[Layout annotation data]
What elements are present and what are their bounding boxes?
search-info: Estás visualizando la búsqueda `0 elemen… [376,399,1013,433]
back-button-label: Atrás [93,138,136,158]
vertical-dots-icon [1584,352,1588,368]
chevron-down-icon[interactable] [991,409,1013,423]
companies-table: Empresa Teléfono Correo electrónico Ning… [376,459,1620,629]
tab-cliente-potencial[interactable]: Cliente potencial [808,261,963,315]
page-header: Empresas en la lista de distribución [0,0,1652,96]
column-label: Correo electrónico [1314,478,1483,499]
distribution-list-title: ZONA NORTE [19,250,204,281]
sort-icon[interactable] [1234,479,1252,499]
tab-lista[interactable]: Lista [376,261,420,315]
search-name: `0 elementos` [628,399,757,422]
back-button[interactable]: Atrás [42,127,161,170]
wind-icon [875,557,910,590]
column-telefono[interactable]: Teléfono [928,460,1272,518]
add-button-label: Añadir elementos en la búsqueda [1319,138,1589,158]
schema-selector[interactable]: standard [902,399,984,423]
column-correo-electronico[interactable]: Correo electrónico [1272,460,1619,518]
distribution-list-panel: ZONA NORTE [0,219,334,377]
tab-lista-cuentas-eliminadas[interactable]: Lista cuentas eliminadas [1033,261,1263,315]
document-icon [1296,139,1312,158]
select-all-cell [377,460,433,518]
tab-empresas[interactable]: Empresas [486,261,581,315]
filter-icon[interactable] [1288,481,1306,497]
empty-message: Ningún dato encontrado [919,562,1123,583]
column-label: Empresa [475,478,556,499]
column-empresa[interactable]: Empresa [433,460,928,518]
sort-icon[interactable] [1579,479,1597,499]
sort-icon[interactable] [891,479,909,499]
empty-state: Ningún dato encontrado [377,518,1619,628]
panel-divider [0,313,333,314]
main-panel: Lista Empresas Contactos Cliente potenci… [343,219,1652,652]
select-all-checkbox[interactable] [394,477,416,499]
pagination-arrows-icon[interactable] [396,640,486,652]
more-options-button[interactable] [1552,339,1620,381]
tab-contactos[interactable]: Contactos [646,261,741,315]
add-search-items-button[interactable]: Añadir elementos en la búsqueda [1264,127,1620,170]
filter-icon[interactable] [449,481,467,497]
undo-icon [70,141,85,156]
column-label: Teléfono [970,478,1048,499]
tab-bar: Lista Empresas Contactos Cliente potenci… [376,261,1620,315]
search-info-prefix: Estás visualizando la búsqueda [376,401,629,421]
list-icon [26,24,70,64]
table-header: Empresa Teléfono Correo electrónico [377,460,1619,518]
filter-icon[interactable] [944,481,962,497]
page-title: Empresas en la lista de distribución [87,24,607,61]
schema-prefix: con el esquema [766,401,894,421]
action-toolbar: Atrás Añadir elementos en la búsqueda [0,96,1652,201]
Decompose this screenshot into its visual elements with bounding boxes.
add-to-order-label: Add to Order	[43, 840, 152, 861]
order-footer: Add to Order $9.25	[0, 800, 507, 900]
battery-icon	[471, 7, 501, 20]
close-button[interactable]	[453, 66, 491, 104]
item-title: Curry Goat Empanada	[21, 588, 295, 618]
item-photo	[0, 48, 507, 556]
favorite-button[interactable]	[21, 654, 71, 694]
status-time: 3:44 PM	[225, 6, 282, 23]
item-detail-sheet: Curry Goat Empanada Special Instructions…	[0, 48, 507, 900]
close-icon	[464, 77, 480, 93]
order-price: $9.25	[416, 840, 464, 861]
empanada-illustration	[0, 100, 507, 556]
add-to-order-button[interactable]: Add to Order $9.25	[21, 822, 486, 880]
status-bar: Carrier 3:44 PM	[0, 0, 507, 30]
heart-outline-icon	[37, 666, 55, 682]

## PROMPT
Reproduce verbatim the rows from the beginning through the line containing "select-all-checkbox[interactable] [394,477,416,499]", including that line.

## THE ANSWER
What elements are present and what are their bounding boxes?
search-info: Estás visualizando la búsqueda `0 elemen… [376,399,1013,433]
back-button-label: Atrás [93,138,136,158]
vertical-dots-icon [1584,352,1588,368]
chevron-down-icon[interactable] [991,409,1013,423]
companies-table: Empresa Teléfono Correo electrónico Ning… [376,459,1620,629]
tab-cliente-potencial[interactable]: Cliente potencial [808,261,963,315]
page-header: Empresas en la lista de distribución [0,0,1652,96]
column-label: Correo electrónico [1314,478,1483,499]
distribution-list-title: ZONA NORTE [19,250,204,281]
sort-icon[interactable] [1234,479,1252,499]
tab-lista[interactable]: Lista [376,261,420,315]
search-name: `0 elementos` [628,399,757,422]
back-button[interactable]: Atrás [42,127,161,170]
wind-icon [875,557,910,590]
column-telefono[interactable]: Teléfono [928,460,1272,518]
add-button-label: Añadir elementos en la búsqueda [1319,138,1589,158]
schema-selector[interactable]: standard [902,399,984,423]
column-correo-electronico[interactable]: Correo electrónico [1272,460,1619,518]
distribution-list-panel: ZONA NORTE [0,219,334,377]
tab-lista-cuentas-eliminadas[interactable]: Lista cuentas eliminadas [1033,261,1263,315]
document-icon [1296,139,1312,158]
select-all-cell [377,460,433,518]
tab-empresas[interactable]: Empresas [486,261,581,315]
filter-icon[interactable] [1288,481,1306,497]
empty-message: Ningún dato encontrado [919,562,1123,583]
column-label: Empresa [475,478,556,499]
column-empresa[interactable]: Empresa [433,460,928,518]
sort-icon[interactable] [1579,479,1597,499]
sort-icon[interactable] [891,479,909,499]
empty-state: Ningún dato encontrado [377,518,1619,628]
panel-divider [0,313,333,314]
main-panel: Lista Empresas Contactos Cliente potenci… [343,219,1652,652]
select-all-checkbox[interactable] [394,477,416,499]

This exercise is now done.